The task: Lines from the one containing "Output the text content of this document." through the end of the data are to be returned exactly, and no others.

Data:

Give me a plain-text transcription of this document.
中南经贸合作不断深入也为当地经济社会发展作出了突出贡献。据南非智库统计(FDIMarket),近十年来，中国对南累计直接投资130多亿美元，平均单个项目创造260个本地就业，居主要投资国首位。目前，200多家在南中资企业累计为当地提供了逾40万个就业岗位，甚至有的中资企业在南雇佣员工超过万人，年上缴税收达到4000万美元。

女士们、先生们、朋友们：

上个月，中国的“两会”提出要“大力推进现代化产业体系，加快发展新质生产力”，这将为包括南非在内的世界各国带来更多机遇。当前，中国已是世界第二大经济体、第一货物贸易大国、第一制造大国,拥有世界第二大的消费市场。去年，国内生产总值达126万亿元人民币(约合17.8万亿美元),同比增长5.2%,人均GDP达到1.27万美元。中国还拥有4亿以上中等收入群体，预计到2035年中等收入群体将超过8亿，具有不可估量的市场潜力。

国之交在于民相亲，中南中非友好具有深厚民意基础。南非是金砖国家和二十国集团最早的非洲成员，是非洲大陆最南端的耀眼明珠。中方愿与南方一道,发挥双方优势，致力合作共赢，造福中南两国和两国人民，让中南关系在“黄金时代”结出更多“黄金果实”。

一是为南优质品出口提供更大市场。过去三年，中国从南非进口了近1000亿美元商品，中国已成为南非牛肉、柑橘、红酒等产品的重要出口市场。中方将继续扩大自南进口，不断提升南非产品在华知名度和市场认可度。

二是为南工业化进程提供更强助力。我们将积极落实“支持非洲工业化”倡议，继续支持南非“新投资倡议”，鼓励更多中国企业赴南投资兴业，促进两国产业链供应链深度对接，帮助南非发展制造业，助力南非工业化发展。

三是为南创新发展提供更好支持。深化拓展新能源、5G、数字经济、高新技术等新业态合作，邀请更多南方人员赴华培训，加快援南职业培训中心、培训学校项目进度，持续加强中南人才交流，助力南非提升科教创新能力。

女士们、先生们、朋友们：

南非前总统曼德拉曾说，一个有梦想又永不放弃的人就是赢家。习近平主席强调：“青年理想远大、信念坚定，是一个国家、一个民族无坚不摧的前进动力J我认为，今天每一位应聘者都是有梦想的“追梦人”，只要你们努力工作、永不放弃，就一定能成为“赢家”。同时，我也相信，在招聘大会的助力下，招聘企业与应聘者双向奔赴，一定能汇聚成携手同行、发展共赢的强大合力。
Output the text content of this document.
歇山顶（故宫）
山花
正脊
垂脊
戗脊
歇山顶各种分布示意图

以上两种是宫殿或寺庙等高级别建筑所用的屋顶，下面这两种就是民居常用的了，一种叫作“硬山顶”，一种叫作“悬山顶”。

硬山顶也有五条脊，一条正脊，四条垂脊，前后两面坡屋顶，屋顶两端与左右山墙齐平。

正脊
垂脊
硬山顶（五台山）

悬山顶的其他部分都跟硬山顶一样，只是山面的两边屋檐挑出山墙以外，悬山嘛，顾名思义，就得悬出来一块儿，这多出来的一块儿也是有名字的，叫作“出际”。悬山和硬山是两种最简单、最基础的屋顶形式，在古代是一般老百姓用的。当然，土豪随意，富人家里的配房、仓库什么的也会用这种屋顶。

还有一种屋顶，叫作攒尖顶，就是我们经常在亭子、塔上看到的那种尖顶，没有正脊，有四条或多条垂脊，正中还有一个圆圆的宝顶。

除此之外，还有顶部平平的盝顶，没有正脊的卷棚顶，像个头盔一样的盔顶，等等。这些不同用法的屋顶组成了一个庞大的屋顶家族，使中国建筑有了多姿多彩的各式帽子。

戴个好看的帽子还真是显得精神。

Exercise output:
Output the text content of this document.
歇山顶（故宫）
山花
正脊
垂脊
戗脊
歇山顶各种分布示意图

以上两种是宫殿或寺庙等高级别建筑所用的屋顶，下面这两种就是民居常用的了，一种叫作“硬山顶”，一种叫作“悬山顶”。

硬山顶也有五条脊，一条正脊，四条垂脊，前后两面坡屋顶，屋顶两端与左右山墙齐平。

正脊
垂脊
硬山顶（五台山）

悬山顶的其他部分都跟硬山顶一样，只是山面的两边屋檐挑出山墙以外，悬山嘛，顾名思义，就得悬出来一块儿，这多出来的一块儿也是有名字的，叫作“出际”。悬山和硬山是两种最简单、最基础的屋顶形式，在古代是一般老百姓用的。当然，土豪随意，富人家里的配房、仓库什么的也会用这种屋顶。

还有一种屋顶，叫作攒尖顶，就是我们经常在亭子、塔上看到的那种尖顶，没有正脊，有四条或多条垂脊，正中还有一个圆圆的宝顶。

除此之外，还有顶部平平的盝顶，没有正脊的卷棚顶，像个头盔一样的盔顶，等等。这些不同用法的屋顶组成了一个庞大的屋顶家族，使中国建筑有了多姿多彩的各式帽子。

戴个好看的帽子还真是显得精神。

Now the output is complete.